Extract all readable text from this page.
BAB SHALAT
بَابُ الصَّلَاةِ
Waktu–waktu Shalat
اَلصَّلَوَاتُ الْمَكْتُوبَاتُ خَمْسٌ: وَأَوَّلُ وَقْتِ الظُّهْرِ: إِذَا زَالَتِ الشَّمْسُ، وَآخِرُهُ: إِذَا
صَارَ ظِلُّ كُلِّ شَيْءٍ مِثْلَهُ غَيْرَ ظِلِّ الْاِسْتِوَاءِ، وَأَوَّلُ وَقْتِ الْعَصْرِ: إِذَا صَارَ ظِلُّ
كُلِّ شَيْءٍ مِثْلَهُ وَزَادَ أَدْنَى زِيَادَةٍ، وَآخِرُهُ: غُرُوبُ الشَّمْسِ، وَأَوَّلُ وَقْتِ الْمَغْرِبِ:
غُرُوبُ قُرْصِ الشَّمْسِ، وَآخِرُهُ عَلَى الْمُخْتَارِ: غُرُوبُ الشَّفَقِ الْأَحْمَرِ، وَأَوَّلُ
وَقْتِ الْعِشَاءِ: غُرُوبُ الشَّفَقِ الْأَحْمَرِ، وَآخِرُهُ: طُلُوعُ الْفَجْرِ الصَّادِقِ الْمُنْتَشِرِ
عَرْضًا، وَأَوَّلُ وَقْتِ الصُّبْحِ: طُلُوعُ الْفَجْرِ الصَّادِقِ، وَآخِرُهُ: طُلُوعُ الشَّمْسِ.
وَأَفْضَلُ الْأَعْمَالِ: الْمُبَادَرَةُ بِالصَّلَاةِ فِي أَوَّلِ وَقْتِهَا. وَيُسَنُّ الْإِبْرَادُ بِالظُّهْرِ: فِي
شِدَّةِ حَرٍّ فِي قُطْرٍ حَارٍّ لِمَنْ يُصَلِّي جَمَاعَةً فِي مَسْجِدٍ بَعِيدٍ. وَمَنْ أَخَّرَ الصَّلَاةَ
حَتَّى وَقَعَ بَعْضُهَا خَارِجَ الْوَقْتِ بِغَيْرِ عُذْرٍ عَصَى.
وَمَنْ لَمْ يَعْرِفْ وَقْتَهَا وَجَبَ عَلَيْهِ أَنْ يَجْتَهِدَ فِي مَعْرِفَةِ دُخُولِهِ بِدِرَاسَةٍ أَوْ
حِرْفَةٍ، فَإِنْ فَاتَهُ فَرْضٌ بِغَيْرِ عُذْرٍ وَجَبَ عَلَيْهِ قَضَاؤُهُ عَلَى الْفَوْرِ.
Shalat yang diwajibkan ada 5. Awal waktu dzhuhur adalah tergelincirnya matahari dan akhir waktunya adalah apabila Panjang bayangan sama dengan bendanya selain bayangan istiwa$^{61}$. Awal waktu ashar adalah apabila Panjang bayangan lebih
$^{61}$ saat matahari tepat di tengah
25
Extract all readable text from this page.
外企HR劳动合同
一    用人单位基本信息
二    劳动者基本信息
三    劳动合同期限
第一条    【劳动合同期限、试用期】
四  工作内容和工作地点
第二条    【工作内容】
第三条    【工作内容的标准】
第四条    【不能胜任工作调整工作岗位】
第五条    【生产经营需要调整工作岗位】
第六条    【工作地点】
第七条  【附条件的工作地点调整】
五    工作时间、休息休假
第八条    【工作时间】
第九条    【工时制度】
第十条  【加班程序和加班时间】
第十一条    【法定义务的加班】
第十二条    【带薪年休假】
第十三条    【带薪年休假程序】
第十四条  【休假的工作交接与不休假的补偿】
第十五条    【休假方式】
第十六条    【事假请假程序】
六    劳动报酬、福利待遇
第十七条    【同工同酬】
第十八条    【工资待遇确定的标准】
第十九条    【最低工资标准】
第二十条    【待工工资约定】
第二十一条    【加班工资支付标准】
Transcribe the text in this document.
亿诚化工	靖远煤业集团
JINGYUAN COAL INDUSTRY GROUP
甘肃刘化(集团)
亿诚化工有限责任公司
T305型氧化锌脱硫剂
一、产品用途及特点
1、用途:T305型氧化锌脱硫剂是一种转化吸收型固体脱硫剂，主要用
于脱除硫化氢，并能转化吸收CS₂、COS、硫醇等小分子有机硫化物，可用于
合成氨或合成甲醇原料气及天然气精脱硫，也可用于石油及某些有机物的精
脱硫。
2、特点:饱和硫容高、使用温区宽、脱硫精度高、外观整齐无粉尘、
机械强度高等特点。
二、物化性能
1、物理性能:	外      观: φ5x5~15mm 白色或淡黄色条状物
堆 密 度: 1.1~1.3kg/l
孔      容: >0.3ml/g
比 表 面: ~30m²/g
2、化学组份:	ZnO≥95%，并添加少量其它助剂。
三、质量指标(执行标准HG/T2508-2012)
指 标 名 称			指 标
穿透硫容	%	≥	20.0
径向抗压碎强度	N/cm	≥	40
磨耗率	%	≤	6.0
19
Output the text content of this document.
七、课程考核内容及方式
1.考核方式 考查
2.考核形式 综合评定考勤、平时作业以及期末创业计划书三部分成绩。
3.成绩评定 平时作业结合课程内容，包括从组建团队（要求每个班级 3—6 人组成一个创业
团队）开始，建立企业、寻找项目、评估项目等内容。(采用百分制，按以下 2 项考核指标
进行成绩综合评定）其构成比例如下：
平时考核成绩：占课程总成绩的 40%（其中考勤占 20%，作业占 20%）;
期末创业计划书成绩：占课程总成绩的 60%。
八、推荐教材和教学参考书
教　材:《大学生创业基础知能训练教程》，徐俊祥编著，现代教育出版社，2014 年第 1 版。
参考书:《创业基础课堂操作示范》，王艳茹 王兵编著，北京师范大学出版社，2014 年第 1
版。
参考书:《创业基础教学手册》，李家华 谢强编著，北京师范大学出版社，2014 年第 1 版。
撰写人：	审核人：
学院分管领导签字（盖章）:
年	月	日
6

> [Set exercise] All the entries above need to be reproduced exactly.

> [Finished answer]
Extract all readable text from this page.
BAB SHALAT
بَابُ الصَّلَاةِ
Waktu–waktu Shalat
اَلصَّلَوَاتُ الْمَكْتُوبَاتُ خَمْسٌ: وَأَوَّلُ وَقْتِ الظُّهْرِ: إِذَا زَالَتِ الشَّمْسُ، وَآخِرُهُ: إِذَا
صَارَ ظِلُّ كُلِّ شَيْءٍ مِثْلَهُ غَيْرَ ظِلِّ الْاِسْتِوَاءِ، وَأَوَّلُ وَقْتِ الْعَصْرِ: إِذَا صَارَ ظِلُّ
كُلِّ شَيْءٍ مِثْلَهُ وَزَادَ أَدْنَى زِيَادَةٍ، وَآخِرُهُ: غُرُوبُ الشَّمْسِ، وَأَوَّلُ وَقْتِ الْمَغْرِبِ:
غُرُوبُ قُرْصِ الشَّمْسِ، وَآخِرُهُ عَلَى الْمُخْتَارِ: غُرُوبُ الشَّفَقِ الْأَحْمَرِ، وَأَوَّلُ
وَقْتِ الْعِشَاءِ: غُرُوبُ الشَّفَقِ الْأَحْمَرِ، وَآخِرُهُ: طُلُوعُ الْفَجْرِ الصَّادِقِ الْمُنْتَشِرِ
عَرْضًا، وَأَوَّلُ وَقْتِ الصُّبْحِ: طُلُوعُ الْفَجْرِ الصَّادِقِ، وَآخِرُهُ: طُلُوعُ الشَّمْسِ.
وَأَفْضَلُ الْأَعْمَالِ: الْمُبَادَرَةُ بِالصَّلَاةِ فِي أَوَّلِ وَقْتِهَا. وَيُسَنُّ الْإِبْرَادُ بِالظُّهْرِ: فِي
شِدَّةِ حَرٍّ فِي قُطْرٍ حَارٍّ لِمَنْ يُصَلِّي جَمَاعَةً فِي مَسْجِدٍ بَعِيدٍ. وَمَنْ أَخَّرَ الصَّلَاةَ
حَتَّى وَقَعَ بَعْضُهَا خَارِجَ الْوَقْتِ بِغَيْرِ عُذْرٍ عَصَى.
وَمَنْ لَمْ يَعْرِفْ وَقْتَهَا وَجَبَ عَلَيْهِ أَنْ يَجْتَهِدَ فِي مَعْرِفَةِ دُخُولِهِ بِدِرَاسَةٍ أَوْ
حِرْفَةٍ، فَإِنْ فَاتَهُ فَرْضٌ بِغَيْرِ عُذْرٍ وَجَبَ عَلَيْهِ قَضَاؤُهُ عَلَى الْفَوْرِ.
Shalat yang diwajibkan ada 5. Awal waktu dzhuhur adalah tergelincirnya matahari dan akhir waktunya adalah apabila Panjang bayangan sama dengan bendanya selain bayangan istiwa$^{61}$. Awal waktu ashar adalah apabila Panjang bayangan lebih
$^{61}$ saat matahari tepat di tengah
25
Extract all readable text from this page.
外企HR劳动合同
一    用人单位基本信息
二    劳动者基本信息
三    劳动合同期限
第一条    【劳动合同期限、试用期】
四  工作内容和工作地点
第二条    【工作内容】
第三条    【工作内容的标准】
第四条    【不能胜任工作调整工作岗位】
第五条    【生产经营需要调整工作岗位】
第六条    【工作地点】
第七条  【附条件的工作地点调整】
五    工作时间、休息休假
第八条    【工作时间】
第九条    【工时制度】
第十条  【加班程序和加班时间】
第十一条    【法定义务的加班】
第十二条    【带薪年休假】
第十三条    【带薪年休假程序】
第十四条  【休假的工作交接与不休假的补偿】
第十五条    【休假方式】
第十六条    【事假请假程序】
六    劳动报酬、福利待遇
第十七条    【同工同酬】
第十八条    【工资待遇确定的标准】
第十九条    【最低工资标准】
第二十条    【待工工资约定】
第二十一条    【加班工资支付标准】
Transcribe the text in this document.
亿诚化工	靖远煤业集团
JINGYUAN COAL INDUSTRY GROUP
甘肃刘化(集团)
亿诚化工有限责任公司
T305型氧化锌脱硫剂
一、产品用途及特点
1、用途:T305型氧化锌脱硫剂是一种转化吸收型固体脱硫剂，主要用
于脱除硫化氢，并能转化吸收CS₂、COS、硫醇等小分子有机硫化物，可用于
合成氨或合成甲醇原料气及天然气精脱硫，也可用于石油及某些有机物的精
脱硫。
2、特点:饱和硫容高、使用温区宽、脱硫精度高、外观整齐无粉尘、
机械强度高等特点。
二、物化性能
1、物理性能:	外      观: φ5x5~15mm 白色或淡黄色条状物
堆 密 度: 1.1~1.3kg/l
孔      容: >0.3ml/g
比 表 面: ~30m²/g
2、化学组份:	ZnO≥95%，并添加少量其它助剂。
三、质量指标(执行标准HG/T2508-2012)
指 标 名 称			指 标
穿透硫容	%	≥	20.0
径向抗压碎强度	N/cm	≥	40
磨耗率	%	≤	6.0
19
Output the text content of this document.
七、课程考核内容及方式
1.考核方式 考查
2.考核形式 综合评定考勤、平时作业以及期末创业计划书三部分成绩。
3.成绩评定 平时作业结合课程内容，包括从组建团队（要求每个班级 3—6 人组成一个创业
团队）开始，建立企业、寻找项目、评估项目等内容。(采用百分制，按以下 2 项考核指标
进行成绩综合评定）其构成比例如下：
平时考核成绩：占课程总成绩的 40%（其中考勤占 20%，作业占 20%）;
期末创业计划书成绩：占课程总成绩的 60%。
八、推荐教材和教学参考书
教　材:《大学生创业基础知能训练教程》，徐俊祥编著，现代教育出版社，2014 年第 1 版。
参考书:《创业基础课堂操作示范》，王艳茹 王兵编著，北京师范大学出版社，2014 年第 1
版。
参考书:《创业基础教学手册》，李家华 谢强编著，北京师范大学出版社，2014 年第 1 版。
撰写人：	审核人：
学院分管领导签字（盖章）:
年	月	日
6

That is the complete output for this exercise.